SHORT TASK A
According to the water consumption article, what does a boiler system do automatically when it loses water?

DOCUMENT TEXT
You’ve just reviewed your water consumption data. The numbers are high. Really high. And your first instinct, understandably, is to look at your tenants. Leaky toilets. Running faucets. That one unit on the fourth floor where someone clearly hasn’t replaced a flapper valve since the building opened.
But what if it’s not them?
This is actually the most common question we field when we’re walking a property team through our water monitoring program. The client is interested. They want to solve the problem. But before bringing in outside help, they want to rule out everything they can control first. Makes complete sense.
So if your tenant fixtures are already in good shape and the numbers still don’t add up, here’s where to look next.
Boiler makeup water is one of those things that gets ignored for months, sometimes years, before anyone notices something is off.
Here’s the basic idea. Boilers lose water through normal operation. Steam escapes. Small amounts bleed off during pressure relief. The system makes up for that loss automatically by pulling in fresh water. That’s expected. What’s not expected is when that makeup rate climbs significantly without explanation.

SHORT TASK B
Rewrite the entries from their first line through the line that contains "y-tick-label: 150 [208,600,279,644]", changing every "y-tick-label" to "y-axis-tick-label" and leaving everything else unaltered.

DATA IN THIS EXERCISE

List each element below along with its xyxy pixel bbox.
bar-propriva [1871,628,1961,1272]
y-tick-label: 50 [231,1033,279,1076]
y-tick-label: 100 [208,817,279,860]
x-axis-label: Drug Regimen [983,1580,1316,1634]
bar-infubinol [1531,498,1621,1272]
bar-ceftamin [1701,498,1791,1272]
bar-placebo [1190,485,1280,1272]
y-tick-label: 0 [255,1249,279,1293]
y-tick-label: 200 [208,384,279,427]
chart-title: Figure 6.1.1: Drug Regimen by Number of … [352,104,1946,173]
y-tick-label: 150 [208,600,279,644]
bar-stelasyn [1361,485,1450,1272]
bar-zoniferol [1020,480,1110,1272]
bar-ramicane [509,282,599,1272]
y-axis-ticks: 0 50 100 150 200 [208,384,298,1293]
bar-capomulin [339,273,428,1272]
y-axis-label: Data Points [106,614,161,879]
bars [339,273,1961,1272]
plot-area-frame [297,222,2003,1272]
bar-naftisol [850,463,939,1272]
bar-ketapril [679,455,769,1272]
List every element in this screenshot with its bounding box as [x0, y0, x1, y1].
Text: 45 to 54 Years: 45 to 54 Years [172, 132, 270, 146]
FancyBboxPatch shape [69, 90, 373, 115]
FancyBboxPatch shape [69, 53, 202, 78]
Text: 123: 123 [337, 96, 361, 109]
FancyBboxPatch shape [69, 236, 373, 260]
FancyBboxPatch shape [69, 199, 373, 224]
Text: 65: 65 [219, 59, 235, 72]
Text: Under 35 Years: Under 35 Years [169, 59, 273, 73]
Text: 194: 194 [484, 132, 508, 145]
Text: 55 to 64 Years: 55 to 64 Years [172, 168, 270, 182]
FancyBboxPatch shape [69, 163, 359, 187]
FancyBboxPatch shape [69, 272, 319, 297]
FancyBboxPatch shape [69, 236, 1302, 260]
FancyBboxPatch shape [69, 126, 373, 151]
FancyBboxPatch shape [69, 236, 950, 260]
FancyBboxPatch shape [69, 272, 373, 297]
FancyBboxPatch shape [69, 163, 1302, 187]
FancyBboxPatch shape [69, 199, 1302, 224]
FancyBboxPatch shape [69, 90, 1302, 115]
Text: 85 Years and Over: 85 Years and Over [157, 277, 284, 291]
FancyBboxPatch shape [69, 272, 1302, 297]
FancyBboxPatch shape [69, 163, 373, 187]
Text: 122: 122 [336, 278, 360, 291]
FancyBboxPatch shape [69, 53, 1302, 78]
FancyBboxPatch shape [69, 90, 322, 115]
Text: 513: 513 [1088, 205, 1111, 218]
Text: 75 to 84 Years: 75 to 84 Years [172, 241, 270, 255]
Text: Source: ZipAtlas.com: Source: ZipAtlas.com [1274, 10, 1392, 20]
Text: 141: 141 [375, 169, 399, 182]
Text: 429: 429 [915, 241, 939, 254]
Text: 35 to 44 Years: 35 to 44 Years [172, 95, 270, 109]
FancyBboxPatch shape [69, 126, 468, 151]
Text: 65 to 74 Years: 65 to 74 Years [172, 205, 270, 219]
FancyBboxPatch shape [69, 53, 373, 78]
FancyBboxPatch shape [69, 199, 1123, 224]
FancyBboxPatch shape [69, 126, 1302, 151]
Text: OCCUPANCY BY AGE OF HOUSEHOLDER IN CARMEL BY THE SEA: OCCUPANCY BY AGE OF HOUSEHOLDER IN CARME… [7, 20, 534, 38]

FULL RESPONSE A
It pulls in fresh water to make up for the loss.

FULL RESPONSE B
List each element below along with its xyxy pixel bbox.
bar-propriva [1871,628,1961,1272]
y-axis-tick-label: 50 [231,1033,279,1076]
y-axis-tick-label: 100 [208,817,279,860]
x-axis-label: Drug Regimen [983,1580,1316,1634]
bar-infubinol [1531,498,1621,1272]
bar-ceftamin [1701,498,1791,1272]
bar-placebo [1190,485,1280,1272]
y-axis-tick-label: 0 [255,1249,279,1293]
y-axis-tick-label: 200 [208,384,279,427]
chart-title: Figure 6.1.1: Drug Regimen by Number of … [352,104,1946,173]
y-axis-tick-label: 150 [208,600,279,644]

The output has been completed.